[Work to do]
1/ Name every actor listed in the "Stars" line of the Four Good Days film review.
2/ According to the Four Good Days film review, which journalist wrote the Washington Post article that the movie adapts?
3/ Resume the Four Good Days film review after its final sentence and carry on writing it.

[Text provided]
· · · ·

Synopsis: A mother helps her daughter work through four crucial days of recovery from substance abuse. 

Stars: Mila Kunis, Glenn Close, Stephen Root, Joshua Leonard, Rebecca Field, Chad Lindberg, Michael Hyatt, Sam Hennings 

Director: Rodrigo García 

Rated: R 

Running Length: 100 minutes 

TMMM Score: (7/10) 

Review:  Bless her long-suffering Oscar-less heart but Glenn Close is a trooper, ain’t she?  An eight-time Academy Award nominee, Close has had the good fortune to land meaty roles in more than a few unforgettable classics and deservedly earned her polite accolades for her efforts.  What she hasn’t brought home yet is that one piece of golden hardware many think she’s toiled long enough for.  While she could have won it early on for her supporting work in The Big Chill or in a more daring choice like Fatal Attraction, she very nearly grazed the glory in 2017 with The Wife.  That film definitely wasn’t her best work but the general consensus was that she was good enough to make the honor not feel totally like a sympathy nod.  Then along comes Hillbilly Elegy and a less subtle role Close seemed to gnaw on hoping it would attract the right kind of attention.  Sadly, again it was not meant to be.

While Close continues to hold out hope of a Sunset Boulevard musical film adaptation (for real, get going on that Hollywood! Close will devour that role and give you the Oscar performance you’ve been wanting all along!), until that happens, we’ll have to settle for seeing her in smaller titles like Four Good Days, rolling into theaters this weekend.  An indie drama centered on drug addiction that could have gone so maudlin and wrong it winds up being a better showcase for Close than Hillbilly Elegy ever hoped to be.  Heck, she even gets to wear another slightly questionable wig and manages to pull it off.

Close stars in this adaptation of an article from the Washington Post penned by Pulitzer Prize winning journalist Eli Saslow.  Though it changes the names and location of that original piece, by and large it sticks fairly close to the true story of a heroin-addicted daughter (Mila Kunis, Bad Moms) who returns home to her mother (Close, Guardians of the Galaxy) seeking shelter where she can detox.  Having been on this ride before with her daughter (thirteen times, we later learn), Deb initially refuses to let Molly back into her life or into her home but after some convincing that Molly is serious about her choice, she drops her off at rehab and hopes this will be the stay that takes.

Coming out of detox, Molly is told about a treatment that would be able to combat the sensation of getting high, a shot given once a month but only if the person has no drugs currently in their system.  To be safe, the doctor wants her to wait another four days to let her last fix work its way out.  Needing a place to stay so she doesn’t relapse in that short time, Deb agrees to let her stay with her and and her new husband (Stephen Root, Bombshell) and mother and daughter spend the next several days reconnecting over past traumas and mending bridges both had a say in tearing down.

· · · ·

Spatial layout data
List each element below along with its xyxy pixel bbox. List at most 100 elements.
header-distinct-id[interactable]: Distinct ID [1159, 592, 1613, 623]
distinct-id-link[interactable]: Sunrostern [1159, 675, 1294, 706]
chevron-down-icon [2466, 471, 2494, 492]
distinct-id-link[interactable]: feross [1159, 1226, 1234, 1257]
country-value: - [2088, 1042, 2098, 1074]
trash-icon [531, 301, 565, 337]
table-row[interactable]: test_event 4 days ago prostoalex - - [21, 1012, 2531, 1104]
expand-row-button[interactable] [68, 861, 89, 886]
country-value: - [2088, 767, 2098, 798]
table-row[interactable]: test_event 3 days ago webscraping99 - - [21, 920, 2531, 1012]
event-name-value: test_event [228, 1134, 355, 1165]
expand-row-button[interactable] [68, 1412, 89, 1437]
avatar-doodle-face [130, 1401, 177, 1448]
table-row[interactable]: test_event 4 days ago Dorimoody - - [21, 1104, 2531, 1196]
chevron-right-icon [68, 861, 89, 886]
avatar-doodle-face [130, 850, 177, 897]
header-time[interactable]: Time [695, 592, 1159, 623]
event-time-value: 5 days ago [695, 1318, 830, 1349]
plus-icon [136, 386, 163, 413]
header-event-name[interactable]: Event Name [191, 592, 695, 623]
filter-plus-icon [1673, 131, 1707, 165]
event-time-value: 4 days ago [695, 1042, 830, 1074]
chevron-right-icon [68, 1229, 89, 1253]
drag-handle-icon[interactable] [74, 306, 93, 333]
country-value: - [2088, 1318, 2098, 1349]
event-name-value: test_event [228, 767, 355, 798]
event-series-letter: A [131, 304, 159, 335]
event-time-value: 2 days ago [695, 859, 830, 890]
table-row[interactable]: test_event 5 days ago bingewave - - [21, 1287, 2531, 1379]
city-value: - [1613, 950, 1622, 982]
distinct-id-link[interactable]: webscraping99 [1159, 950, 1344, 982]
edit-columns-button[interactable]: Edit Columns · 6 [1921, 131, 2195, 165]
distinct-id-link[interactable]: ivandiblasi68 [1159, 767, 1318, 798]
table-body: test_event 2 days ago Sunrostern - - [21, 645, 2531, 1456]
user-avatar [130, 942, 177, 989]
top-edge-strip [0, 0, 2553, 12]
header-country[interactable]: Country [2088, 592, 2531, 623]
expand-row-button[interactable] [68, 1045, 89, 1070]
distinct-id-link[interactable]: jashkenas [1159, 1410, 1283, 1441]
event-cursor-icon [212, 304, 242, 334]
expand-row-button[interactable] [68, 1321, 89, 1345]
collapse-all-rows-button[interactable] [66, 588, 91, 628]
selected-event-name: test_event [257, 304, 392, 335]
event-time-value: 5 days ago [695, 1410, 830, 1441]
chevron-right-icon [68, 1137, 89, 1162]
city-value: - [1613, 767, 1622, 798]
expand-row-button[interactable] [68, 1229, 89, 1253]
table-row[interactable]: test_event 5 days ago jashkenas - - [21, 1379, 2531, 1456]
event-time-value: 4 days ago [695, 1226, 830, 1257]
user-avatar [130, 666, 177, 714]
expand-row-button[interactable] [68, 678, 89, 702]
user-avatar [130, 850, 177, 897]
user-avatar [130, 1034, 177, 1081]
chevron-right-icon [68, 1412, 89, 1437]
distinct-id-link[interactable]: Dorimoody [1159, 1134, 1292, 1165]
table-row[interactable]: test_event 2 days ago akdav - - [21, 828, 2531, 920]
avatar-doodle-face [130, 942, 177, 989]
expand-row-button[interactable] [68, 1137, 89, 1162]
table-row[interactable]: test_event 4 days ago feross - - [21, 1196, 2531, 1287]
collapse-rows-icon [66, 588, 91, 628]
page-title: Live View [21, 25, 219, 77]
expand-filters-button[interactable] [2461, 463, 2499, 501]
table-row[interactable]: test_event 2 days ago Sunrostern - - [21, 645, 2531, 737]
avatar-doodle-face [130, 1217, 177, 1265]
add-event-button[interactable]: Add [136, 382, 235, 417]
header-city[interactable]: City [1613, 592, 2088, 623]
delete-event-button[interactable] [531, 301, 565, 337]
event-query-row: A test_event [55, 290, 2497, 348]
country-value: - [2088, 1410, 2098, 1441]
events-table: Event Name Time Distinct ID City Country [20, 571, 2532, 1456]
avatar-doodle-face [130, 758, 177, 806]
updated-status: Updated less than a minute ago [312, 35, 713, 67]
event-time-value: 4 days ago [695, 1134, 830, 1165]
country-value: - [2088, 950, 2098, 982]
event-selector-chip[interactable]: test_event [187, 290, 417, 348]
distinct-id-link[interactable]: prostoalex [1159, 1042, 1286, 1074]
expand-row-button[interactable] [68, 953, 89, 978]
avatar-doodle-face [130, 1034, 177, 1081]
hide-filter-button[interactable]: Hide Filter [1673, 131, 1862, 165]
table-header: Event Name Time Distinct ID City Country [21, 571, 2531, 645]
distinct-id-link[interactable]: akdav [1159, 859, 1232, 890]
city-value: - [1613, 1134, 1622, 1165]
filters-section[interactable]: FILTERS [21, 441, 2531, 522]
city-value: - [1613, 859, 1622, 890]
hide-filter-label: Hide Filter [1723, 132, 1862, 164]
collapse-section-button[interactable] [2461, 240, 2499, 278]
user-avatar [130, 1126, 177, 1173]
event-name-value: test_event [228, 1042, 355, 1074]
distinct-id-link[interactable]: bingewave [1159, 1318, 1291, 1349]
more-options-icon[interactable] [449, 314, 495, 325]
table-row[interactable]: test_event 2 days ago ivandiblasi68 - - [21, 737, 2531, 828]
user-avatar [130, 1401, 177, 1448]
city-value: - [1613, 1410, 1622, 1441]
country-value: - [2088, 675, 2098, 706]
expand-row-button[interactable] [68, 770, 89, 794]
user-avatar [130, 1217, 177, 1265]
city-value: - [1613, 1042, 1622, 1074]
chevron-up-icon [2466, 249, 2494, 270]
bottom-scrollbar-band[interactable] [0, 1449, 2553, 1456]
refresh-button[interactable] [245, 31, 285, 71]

· · · ·

[Responses per task]
1/ Mila Kunis, Glenn Close, Stephen Root, Joshua Leonard, Rebecca Field, Chad Lindberg, Michael Hyatt, Sam Hennings

2/ Eli Saslow

3/
Those expecting Four Good Days to be one of those Lifetime Television Movies will be in for a nice surprise because Saslow and co-writer/director Rodrigo García’s script isn’t as one dimensional as it might appear to be.  Yes, it practically goes through a checklist of required items in these sort of films (parent doesn’t trust, parent learns to trust, parent gets burned, child feels bad, everyone cries, lessons are learned) and there’s enough motivational quotes to make a slew of school cafeteria posters, but there’s a deeper being worked through that’s far thornier.  In addition to showing us the outcome of years of addiction, García (Albert Nobbs) is also addressing issues of enablement and accountability and that’s what winds up setting Four Good Days apart from the crowd and giving its two leading actresses many opportunities to shine.

What has always been so depressing about Close not winning an Oscar all this time is that she easily was first runner up for a number of these races.  Her training and commitment to the work makes her an ideal actress to convey empathy we can relate to.  I wouldn’t call her character dowdy but Close clearly understands where this part-time esthetician chooses to direct her energy and so we feel every weight she carries around from her life so far.  I’ve always had a fondness for Kunis (another actress that nearly made it to the Oscars with her role in 2010’s Black Swan) and am glad to see her turn up so successful in a part that is saddled with a lot of extra business which might overtake someone unable to handle it all.  The hair, the gait, not to mention the teeth (oh, the teeth!), could have all been pieces Kunis used to do the work for her but she goes beyond those outward tools and finds Molly from within.  Watch for the moment when her two young children are visiting and she’s playing a video game with her son that gets heated.  There’s a moment shared between the two of them that could go either way and you hold your breath because you know what’s she’s feeling and how she wants to react…Kunis shows it all in the smallest flutter of her eyes and doesn’t have to say a word. 

Together, Close and Kunis are dynamite and, as I imagine it would be for their characters, it’s hard for anyone else to get between them.  Root’s role is reduced to pretty much a cameo and you’ll start to wonder if Close is still married because he vanishes for so long.  There’s a nice, but brief, scene between Deb and her other daughter (Carla Gallo, We Bought A Zoo) and the contrast between their relationship and the one she has with Molly is clearly defined by Saslow and García but not in a cloying way.  There’s a number of good supporting performances, actually, even down to Michael Hyatt (The Little Things) as a member of Deb’s support group for mothers of addicts.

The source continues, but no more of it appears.